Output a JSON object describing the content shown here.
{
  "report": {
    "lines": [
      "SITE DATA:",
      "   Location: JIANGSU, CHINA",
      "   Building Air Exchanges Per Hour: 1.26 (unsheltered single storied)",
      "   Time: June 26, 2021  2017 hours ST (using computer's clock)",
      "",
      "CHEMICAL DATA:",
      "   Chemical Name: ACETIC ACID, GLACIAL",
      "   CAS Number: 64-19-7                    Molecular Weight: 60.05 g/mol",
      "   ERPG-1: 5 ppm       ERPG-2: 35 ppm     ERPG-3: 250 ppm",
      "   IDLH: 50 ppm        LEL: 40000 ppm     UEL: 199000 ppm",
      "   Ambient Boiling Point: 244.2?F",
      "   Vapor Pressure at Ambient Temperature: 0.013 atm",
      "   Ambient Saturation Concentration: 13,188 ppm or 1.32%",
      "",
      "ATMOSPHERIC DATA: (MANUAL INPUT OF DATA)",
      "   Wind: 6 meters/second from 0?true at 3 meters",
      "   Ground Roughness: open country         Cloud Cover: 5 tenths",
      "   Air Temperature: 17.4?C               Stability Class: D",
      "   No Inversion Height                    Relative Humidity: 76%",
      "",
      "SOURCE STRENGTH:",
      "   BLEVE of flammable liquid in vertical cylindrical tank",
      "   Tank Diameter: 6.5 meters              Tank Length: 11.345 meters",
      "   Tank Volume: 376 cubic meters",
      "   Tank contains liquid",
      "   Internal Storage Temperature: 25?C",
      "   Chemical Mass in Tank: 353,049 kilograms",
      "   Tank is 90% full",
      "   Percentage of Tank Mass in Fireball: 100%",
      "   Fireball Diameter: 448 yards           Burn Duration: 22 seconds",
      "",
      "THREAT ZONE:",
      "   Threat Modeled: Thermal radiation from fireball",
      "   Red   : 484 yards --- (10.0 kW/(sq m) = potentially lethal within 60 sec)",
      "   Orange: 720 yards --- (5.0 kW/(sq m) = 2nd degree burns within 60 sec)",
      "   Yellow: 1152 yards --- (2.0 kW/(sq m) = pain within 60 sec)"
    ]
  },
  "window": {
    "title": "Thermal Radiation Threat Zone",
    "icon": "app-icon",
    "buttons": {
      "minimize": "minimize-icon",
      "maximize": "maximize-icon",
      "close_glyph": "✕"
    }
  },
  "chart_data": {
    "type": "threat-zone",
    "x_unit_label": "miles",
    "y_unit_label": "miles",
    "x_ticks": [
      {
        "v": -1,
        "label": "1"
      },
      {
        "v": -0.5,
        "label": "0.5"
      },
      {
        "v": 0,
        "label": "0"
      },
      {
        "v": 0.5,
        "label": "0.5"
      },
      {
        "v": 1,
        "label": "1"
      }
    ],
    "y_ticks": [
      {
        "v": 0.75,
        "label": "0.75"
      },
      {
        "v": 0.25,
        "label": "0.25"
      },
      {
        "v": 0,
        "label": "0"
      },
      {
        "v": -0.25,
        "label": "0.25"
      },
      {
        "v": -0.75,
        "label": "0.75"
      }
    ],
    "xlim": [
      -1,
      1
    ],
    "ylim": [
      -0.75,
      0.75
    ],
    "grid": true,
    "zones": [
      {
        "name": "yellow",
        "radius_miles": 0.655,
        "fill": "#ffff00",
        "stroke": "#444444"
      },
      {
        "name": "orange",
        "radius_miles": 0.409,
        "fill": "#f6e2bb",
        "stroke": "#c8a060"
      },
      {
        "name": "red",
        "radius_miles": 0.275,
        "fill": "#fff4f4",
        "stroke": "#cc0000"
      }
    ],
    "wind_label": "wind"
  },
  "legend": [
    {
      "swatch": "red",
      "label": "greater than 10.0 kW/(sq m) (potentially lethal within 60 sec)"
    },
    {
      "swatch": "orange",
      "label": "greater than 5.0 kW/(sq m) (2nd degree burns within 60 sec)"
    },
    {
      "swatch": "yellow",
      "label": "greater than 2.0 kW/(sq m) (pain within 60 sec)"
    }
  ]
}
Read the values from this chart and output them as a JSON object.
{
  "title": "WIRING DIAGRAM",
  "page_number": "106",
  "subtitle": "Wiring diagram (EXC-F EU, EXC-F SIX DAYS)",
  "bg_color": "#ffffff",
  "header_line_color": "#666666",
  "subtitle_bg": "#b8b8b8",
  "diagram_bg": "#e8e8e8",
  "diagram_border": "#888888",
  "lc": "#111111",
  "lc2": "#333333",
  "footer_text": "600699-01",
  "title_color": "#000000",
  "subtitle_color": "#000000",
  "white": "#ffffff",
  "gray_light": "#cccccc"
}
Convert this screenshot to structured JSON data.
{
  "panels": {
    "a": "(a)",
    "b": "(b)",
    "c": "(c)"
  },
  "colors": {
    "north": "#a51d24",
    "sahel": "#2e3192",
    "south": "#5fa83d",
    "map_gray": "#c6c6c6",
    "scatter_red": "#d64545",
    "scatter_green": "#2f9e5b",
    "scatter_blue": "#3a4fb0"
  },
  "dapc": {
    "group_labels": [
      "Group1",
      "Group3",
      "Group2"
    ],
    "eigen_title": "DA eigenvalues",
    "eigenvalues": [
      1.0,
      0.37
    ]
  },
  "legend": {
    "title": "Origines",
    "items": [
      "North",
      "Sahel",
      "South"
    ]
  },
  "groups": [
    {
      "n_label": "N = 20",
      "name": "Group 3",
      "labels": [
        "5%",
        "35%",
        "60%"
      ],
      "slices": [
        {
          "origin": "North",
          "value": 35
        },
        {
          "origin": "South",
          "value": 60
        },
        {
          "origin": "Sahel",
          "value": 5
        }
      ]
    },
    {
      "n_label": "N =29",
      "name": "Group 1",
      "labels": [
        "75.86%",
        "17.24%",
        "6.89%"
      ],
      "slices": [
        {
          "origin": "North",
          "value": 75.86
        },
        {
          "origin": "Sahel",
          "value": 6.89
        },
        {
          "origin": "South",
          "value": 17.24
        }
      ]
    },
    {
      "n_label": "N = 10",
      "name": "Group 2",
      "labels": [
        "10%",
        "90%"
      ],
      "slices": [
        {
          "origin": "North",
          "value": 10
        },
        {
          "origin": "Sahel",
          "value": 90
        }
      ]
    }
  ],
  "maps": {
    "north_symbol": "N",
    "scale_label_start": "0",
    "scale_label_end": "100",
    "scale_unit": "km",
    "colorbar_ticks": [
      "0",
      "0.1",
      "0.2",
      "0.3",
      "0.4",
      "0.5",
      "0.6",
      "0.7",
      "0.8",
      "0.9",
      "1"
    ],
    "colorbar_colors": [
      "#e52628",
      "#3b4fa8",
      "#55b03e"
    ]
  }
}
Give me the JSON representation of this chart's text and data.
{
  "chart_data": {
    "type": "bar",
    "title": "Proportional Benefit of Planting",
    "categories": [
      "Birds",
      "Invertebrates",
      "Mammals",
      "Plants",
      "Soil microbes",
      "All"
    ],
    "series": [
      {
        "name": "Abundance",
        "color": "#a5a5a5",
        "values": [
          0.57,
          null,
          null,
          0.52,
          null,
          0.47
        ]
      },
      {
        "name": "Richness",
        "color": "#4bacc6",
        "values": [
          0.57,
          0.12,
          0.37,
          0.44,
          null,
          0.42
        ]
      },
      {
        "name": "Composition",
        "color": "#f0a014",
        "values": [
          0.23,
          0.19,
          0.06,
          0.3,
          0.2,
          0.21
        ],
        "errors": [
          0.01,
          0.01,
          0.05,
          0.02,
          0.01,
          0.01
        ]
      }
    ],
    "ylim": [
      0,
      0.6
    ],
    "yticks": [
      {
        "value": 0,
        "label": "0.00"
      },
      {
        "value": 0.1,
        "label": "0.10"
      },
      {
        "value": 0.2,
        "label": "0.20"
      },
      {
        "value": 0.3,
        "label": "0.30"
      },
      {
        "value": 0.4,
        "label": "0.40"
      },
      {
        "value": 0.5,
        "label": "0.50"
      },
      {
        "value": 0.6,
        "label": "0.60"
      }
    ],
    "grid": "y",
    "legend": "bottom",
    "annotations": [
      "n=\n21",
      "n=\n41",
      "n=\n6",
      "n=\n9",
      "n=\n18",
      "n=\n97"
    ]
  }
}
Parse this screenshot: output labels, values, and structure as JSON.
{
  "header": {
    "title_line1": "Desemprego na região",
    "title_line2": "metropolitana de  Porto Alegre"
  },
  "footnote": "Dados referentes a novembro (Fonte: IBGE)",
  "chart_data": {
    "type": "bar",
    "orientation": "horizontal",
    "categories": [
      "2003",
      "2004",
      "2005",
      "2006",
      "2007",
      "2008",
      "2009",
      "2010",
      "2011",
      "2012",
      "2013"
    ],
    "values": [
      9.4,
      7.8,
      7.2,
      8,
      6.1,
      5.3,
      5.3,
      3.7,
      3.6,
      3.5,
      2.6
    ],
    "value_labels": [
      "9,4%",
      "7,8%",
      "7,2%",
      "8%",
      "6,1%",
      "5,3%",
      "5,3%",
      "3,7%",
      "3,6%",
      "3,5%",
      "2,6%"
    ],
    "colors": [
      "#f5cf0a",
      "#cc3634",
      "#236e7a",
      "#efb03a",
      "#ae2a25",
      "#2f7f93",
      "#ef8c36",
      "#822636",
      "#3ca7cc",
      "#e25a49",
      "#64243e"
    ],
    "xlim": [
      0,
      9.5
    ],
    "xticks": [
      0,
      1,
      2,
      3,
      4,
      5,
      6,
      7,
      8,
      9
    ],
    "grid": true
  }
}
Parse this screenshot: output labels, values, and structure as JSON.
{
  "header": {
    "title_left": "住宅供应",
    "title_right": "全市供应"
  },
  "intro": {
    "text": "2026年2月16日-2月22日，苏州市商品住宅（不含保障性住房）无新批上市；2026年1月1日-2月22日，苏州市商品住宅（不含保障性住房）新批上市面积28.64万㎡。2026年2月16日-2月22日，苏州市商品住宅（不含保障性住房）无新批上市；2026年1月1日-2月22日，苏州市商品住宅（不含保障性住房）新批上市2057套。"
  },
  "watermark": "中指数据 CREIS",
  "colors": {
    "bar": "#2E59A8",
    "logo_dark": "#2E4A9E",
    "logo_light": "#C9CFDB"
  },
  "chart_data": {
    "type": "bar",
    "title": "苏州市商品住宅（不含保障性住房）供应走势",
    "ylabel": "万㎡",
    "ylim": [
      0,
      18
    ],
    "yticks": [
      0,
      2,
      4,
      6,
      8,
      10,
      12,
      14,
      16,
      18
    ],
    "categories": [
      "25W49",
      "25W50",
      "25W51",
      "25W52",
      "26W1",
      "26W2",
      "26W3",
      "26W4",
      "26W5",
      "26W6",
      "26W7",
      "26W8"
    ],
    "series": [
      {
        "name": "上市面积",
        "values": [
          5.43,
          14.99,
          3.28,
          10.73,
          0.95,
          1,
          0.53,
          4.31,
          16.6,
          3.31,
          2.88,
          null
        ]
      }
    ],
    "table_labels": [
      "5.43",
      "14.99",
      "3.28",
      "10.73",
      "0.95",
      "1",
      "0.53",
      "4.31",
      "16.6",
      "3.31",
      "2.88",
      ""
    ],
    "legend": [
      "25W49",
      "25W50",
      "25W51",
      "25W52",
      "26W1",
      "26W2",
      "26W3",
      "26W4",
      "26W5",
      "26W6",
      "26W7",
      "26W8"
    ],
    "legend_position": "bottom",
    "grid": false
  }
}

# # #

-- What the task requires --
Of the lines above, copy each that contains "lethal".

-- Answer to the problem --
      "   Red   : 484 yards --- (10.0 kW/(sq m) = potentially lethal within 60 sec)",
      "label": "greater than 10.0 kW/(sq m) (potentially lethal within 60 sec)"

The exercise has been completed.